Entries from a visual dataset:
==*==

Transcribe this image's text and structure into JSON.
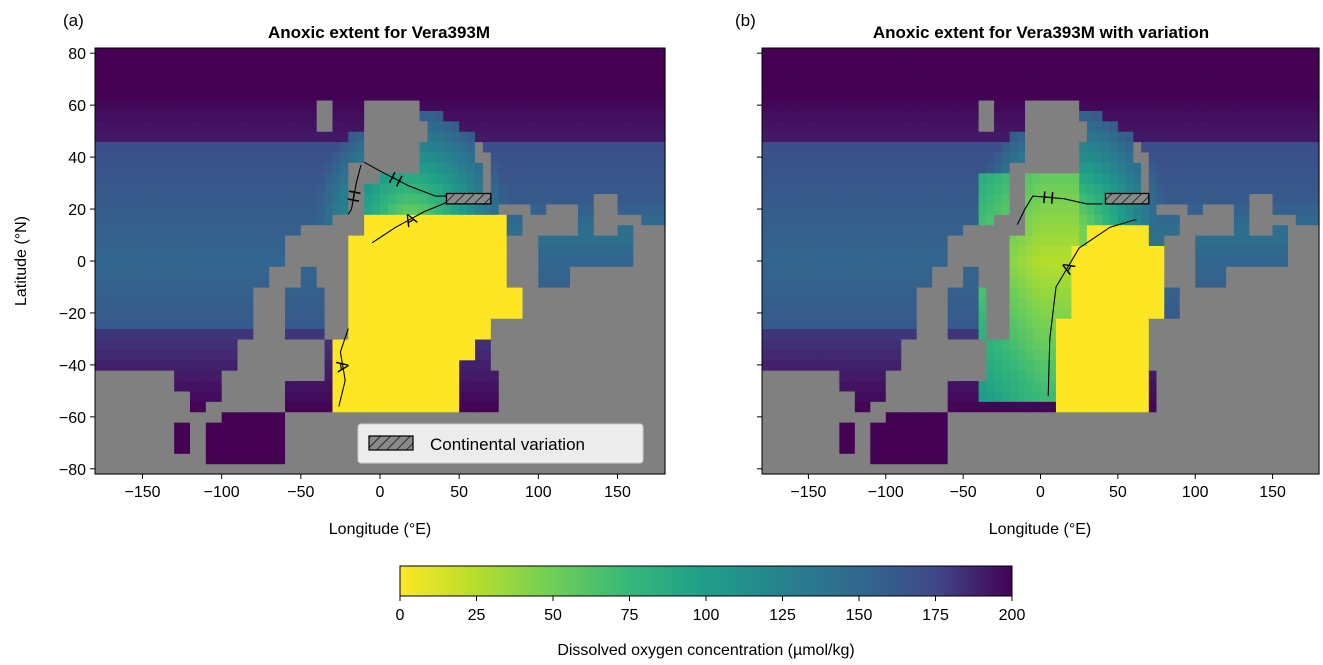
{
  "figure": {
    "colorbar": {
      "label": "Dissolved oxygen concentration (µmol/kg)",
      "ticks": [
        "0",
        "25",
        "50",
        "75",
        "100",
        "125",
        "150",
        "175",
        "200"
      ],
      "range": [
        0,
        200
      ],
      "colormap": "viridis_r"
    },
    "land_color": "#808080"
  },
  "chart_data": [
    {
      "type": "heatmap",
      "panel_tag": "(a)",
      "title": "Anoxic extent for Vera393M",
      "xlabel": "Longitude (°E)",
      "ylabel": "Latitude (°N)",
      "xlim": [
        -180,
        180
      ],
      "ylim": [
        -82,
        82
      ],
      "xticks": [
        "−150",
        "−100",
        "−50",
        "0",
        "50",
        "100",
        "150"
      ],
      "yticks": [
        "80",
        "60",
        "40",
        "20",
        "0",
        "−20",
        "−40",
        "−60",
        "−80"
      ],
      "contours": [
        {
          "label": "H",
          "points": [
            [
              -12,
              37
            ],
            [
              -15,
              30
            ],
            [
              -18,
              20
            ],
            [
              -20,
              18
            ]
          ]
        },
        {
          "label": "H",
          "points": [
            [
              -10,
              38
            ],
            [
              2,
              34
            ],
            [
              18,
              29
            ],
            [
              35,
              25
            ],
            [
              45,
              25
            ]
          ]
        },
        {
          "label": "A",
          "points": [
            [
              -5,
              7
            ],
            [
              10,
              13
            ],
            [
              28,
              19
            ],
            [
              40,
              22
            ],
            [
              46,
              24
            ]
          ]
        },
        {
          "label": "A",
          "points": [
            [
              -20,
              -26
            ],
            [
              -25,
              -35
            ],
            [
              -22,
              -46
            ],
            [
              -26,
              -56
            ]
          ]
        }
      ],
      "legend": {
        "entries": [
          "Continental variation"
        ],
        "position": "lower right"
      },
      "variation_box": {
        "lon": [
          42,
          70
        ],
        "lat": [
          22,
          26
        ]
      }
    },
    {
      "type": "heatmap",
      "panel_tag": "(b)",
      "title": "Anoxic extent for Vera393M with variation",
      "xlabel": "Longitude (°E)",
      "ylabel": "",
      "xlim": [
        -180,
        180
      ],
      "ylim": [
        -82,
        82
      ],
      "xticks": [
        "−150",
        "−100",
        "−50",
        "0",
        "50",
        "100",
        "150"
      ],
      "yticks": [],
      "contours": [
        {
          "label": "H",
          "points": [
            [
              -15,
              14
            ],
            [
              -10,
              20
            ],
            [
              -5,
              25
            ],
            [
              15,
              24
            ],
            [
              30,
              22
            ],
            [
              40,
              22
            ]
          ]
        },
        {
          "label": "A",
          "points": [
            [
              5,
              -52
            ],
            [
              6,
              -30
            ],
            [
              10,
              -10
            ],
            [
              25,
              5
            ],
            [
              45,
              13
            ],
            [
              62,
              16
            ]
          ]
        }
      ],
      "legend": null,
      "variation_box": {
        "lon": [
          42,
          70
        ],
        "lat": [
          22,
          26
        ]
      }
    }
  ]
}
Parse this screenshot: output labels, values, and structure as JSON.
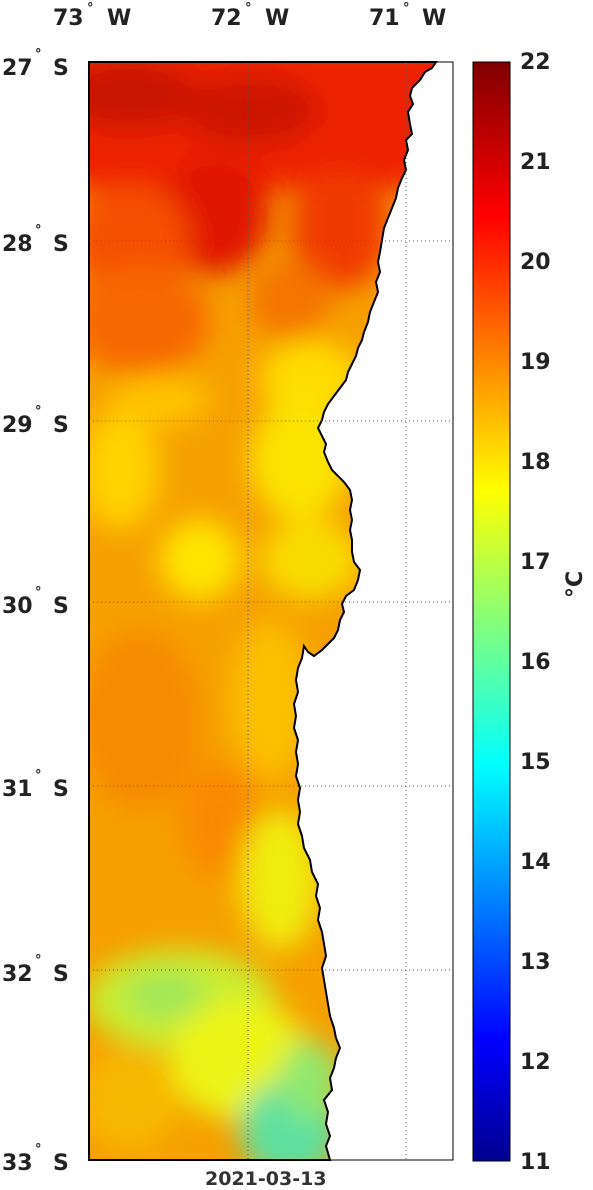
{
  "map": {
    "lon_labels": [
      {
        "deg": "73",
        "dir": "W"
      },
      {
        "deg": "72",
        "dir": "W"
      },
      {
        "deg": "71",
        "dir": "W"
      }
    ],
    "lat_labels": [
      {
        "deg": "27",
        "dir": "S"
      },
      {
        "deg": "28",
        "dir": "S"
      },
      {
        "deg": "29",
        "dir": "S"
      },
      {
        "deg": "30",
        "dir": "S"
      },
      {
        "deg": "31",
        "dir": "S"
      },
      {
        "deg": "32",
        "dir": "S"
      },
      {
        "deg": "33",
        "dir": "S"
      }
    ],
    "degree_symbol": "°",
    "date": "2021-03-13",
    "land_color": "#ffffff",
    "coast_color": "#000000"
  },
  "colorbar": {
    "ticks": [
      "22",
      "21",
      "20",
      "19",
      "18",
      "17",
      "16",
      "15",
      "14",
      "13",
      "12",
      "11"
    ],
    "unit": "°C",
    "colormap": "jet",
    "min": 11,
    "max": 22
  }
}
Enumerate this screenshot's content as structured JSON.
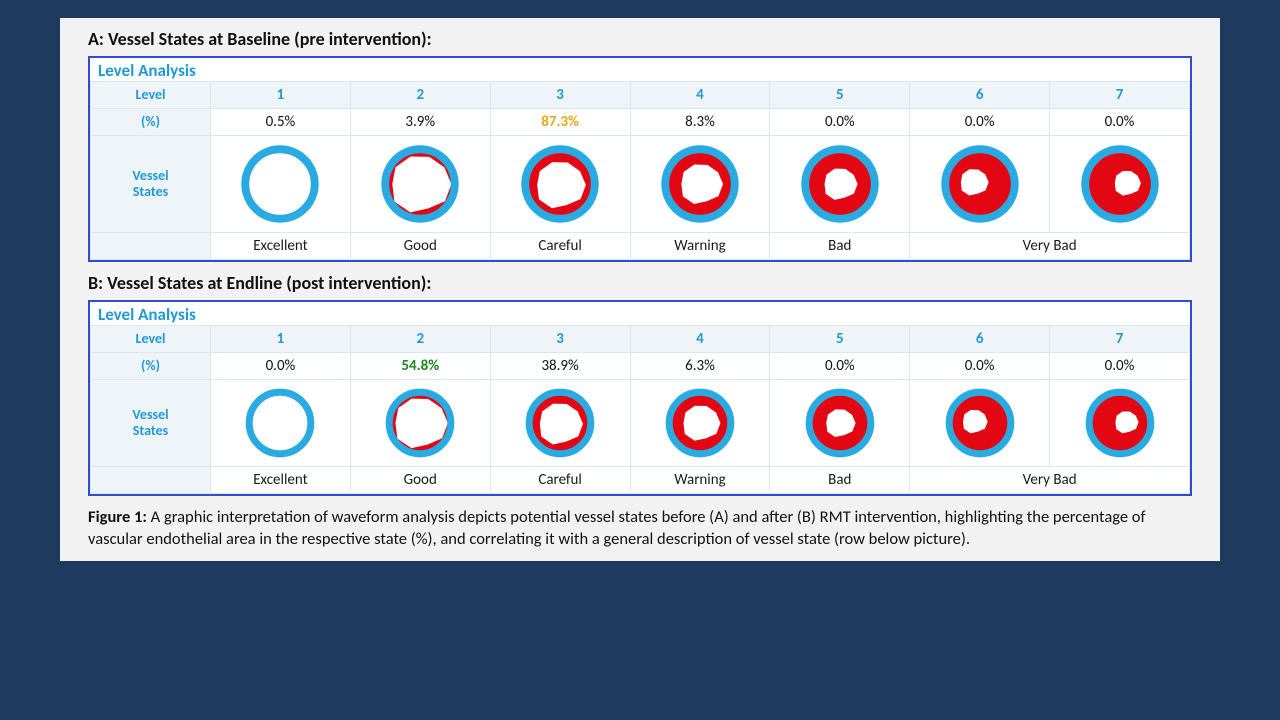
{
  "colors": {
    "page_bg": "#1e3a5f",
    "panel_bg": "#f2f2f2",
    "table_border": "#2a4fd0",
    "cell_border": "#dbe6ee",
    "header_bg": "#eef4f8",
    "accent_text": "#1f99d6",
    "vessel_outer": "#29abe2",
    "vessel_inner": "#e30613",
    "lumen": "#ffffff",
    "highlight_orange": "#e6a817",
    "highlight_green": "#1a8a1a",
    "text": "#111111"
  },
  "levels": [
    "1",
    "2",
    "3",
    "4",
    "5",
    "6",
    "7"
  ],
  "row_labels": {
    "level": "Level",
    "pct": "(%)",
    "vessel": "Vessel States"
  },
  "descriptions": [
    "Excellent",
    "Good",
    "Careful",
    "Warning",
    "Bad",
    "Very Bad",
    "Very Bad"
  ],
  "desc_spans": [
    1,
    1,
    1,
    1,
    1,
    2
  ],
  "desc_labels": [
    "Excellent",
    "Good",
    "Careful",
    "Warning",
    "Bad",
    "Very Bad"
  ],
  "sections": {
    "A": {
      "title": "A: Vessel States at Baseline (pre intervention):",
      "analysis_label": "Level Analysis",
      "pct": [
        "0.5%",
        "3.9%",
        "87.3%",
        "8.3%",
        "0.0%",
        "0.0%",
        "0.0%"
      ],
      "highlight_index": 2,
      "highlight_color": "#e6a817",
      "vessel_svg_size": 88
    },
    "B": {
      "title": "B: Vessel States at Endline (post intervention):",
      "analysis_label": "Level Analysis",
      "pct": [
        "0.0%",
        "54.8%",
        "38.9%",
        "6.3%",
        "0.0%",
        "0.0%",
        "0.0%"
      ],
      "highlight_index": 1,
      "highlight_color": "#1a8a1a",
      "vessel_svg_size": 78
    }
  },
  "vessel_shapes": [
    {
      "outer_r": 44,
      "outer_stroke": 9,
      "inner_r": 0,
      "lumen_r": 0,
      "lumen_dx": 0,
      "lumen_dy": 0
    },
    {
      "outer_r": 44,
      "outer_stroke": 9,
      "inner_r": 36,
      "lumen_r": 34,
      "lumen_dx": 0,
      "lumen_dy": 0
    },
    {
      "outer_r": 44,
      "outer_stroke": 9,
      "inner_r": 36,
      "lumen_r": 28,
      "lumen_dx": 0,
      "lumen_dy": 1
    },
    {
      "outer_r": 44,
      "outer_stroke": 9,
      "inner_r": 36,
      "lumen_r": 24,
      "lumen_dx": 1,
      "lumen_dy": 0
    },
    {
      "outer_r": 44,
      "outer_stroke": 9,
      "inner_r": 36,
      "lumen_r": 19,
      "lumen_dx": 0,
      "lumen_dy": 0
    },
    {
      "outer_r": 44,
      "outer_stroke": 9,
      "inner_r": 36,
      "lumen_r": 16,
      "lumen_dx": -7,
      "lumen_dy": -2
    },
    {
      "outer_r": 44,
      "outer_stroke": 9,
      "inner_r": 36,
      "lumen_r": 15,
      "lumen_dx": 8,
      "lumen_dy": -1
    }
  ],
  "caption_bold": "Figure 1:",
  "caption_text": " A graphic interpretation of waveform analysis depicts potential vessel states before (A) and after (B) RMT intervention, highlighting the percentage of vascular endothelial area in the respective state (%), and correlating it with a general description of vessel state (row below picture)."
}
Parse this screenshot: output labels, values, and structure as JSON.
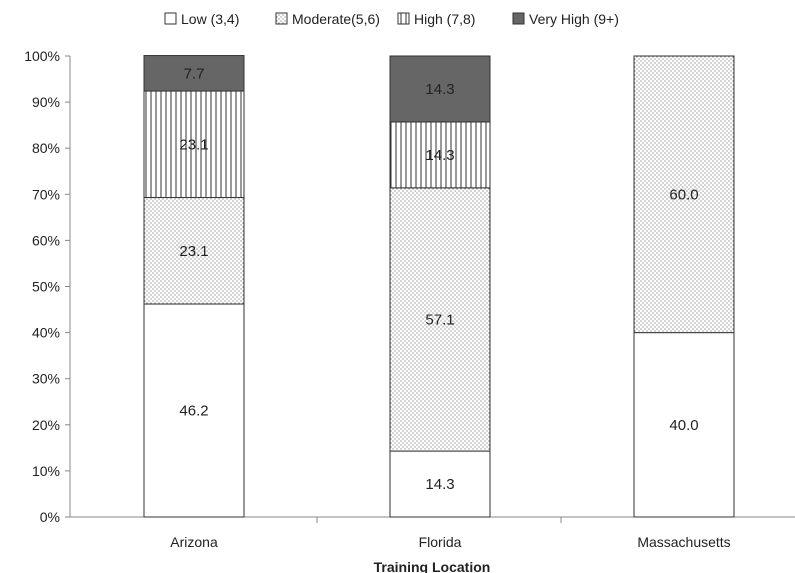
{
  "chart_data": {
    "type": "bar",
    "stacked": true,
    "percent": true,
    "title": "",
    "xlabel": "Training Location",
    "ylabel": "",
    "ylim": [
      0,
      100
    ],
    "y_ticks": [
      "0%",
      "10%",
      "20%",
      "30%",
      "40%",
      "50%",
      "60%",
      "70%",
      "80%",
      "90%",
      "100%"
    ],
    "categories": [
      "Arizona",
      "Florida",
      "Massachusetts"
    ],
    "series": [
      {
        "name": "Low (3,4)",
        "pattern": "blank",
        "color": "#ffffff",
        "values": [
          46.2,
          14.3,
          40.0
        ],
        "labels": [
          "46.2",
          "14.3",
          "40.0"
        ]
      },
      {
        "name": "Moderate(5,6)",
        "pattern": "dots",
        "color": "#ffffff",
        "values": [
          23.1,
          57.1,
          60.0
        ],
        "labels": [
          "23.1",
          "57.1",
          "60.0"
        ]
      },
      {
        "name": "High (7,8)",
        "pattern": "vertical-lines",
        "color": "#ffffff",
        "values": [
          23.1,
          14.3,
          0
        ],
        "labels": [
          "23.1",
          "14.3",
          ""
        ]
      },
      {
        "name": "Very High (9+)",
        "pattern": "solid-dark",
        "color": "#666666",
        "values": [
          7.7,
          14.3,
          0
        ],
        "labels": [
          "7.7",
          "14.3",
          ""
        ]
      }
    ],
    "legend_position": "top",
    "grid": false
  }
}
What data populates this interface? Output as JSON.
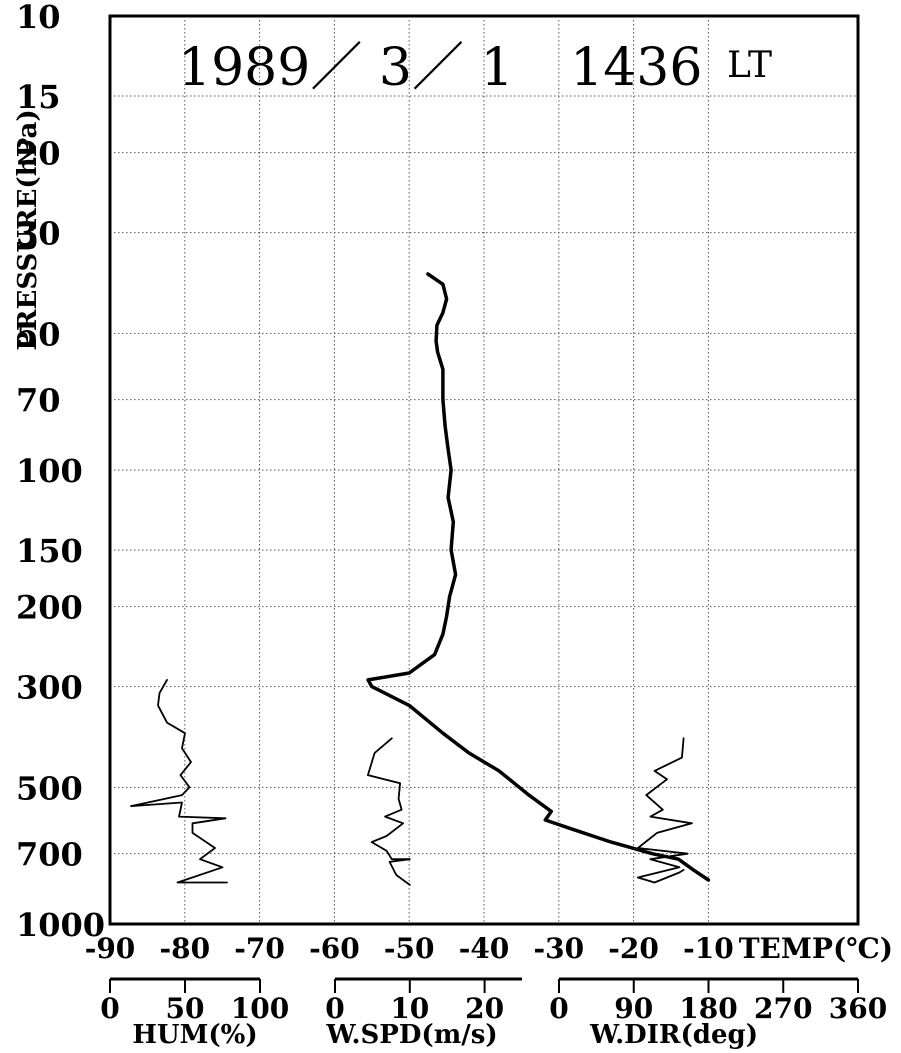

==*==

→ WHAT IS NEEDED
Among the entries above, identify all lines with "this" and copy them.

→ COMPLETED TASK
Transcribe this image's text and structure into JSON.
Parse this screenshot: output labels, values, and structure as JSON.
Enumerate this screenshot's content as structured JSON.
Parse this screenshot: output labels, values, and structure as JSON.
What data populates this interface? Output as JSON.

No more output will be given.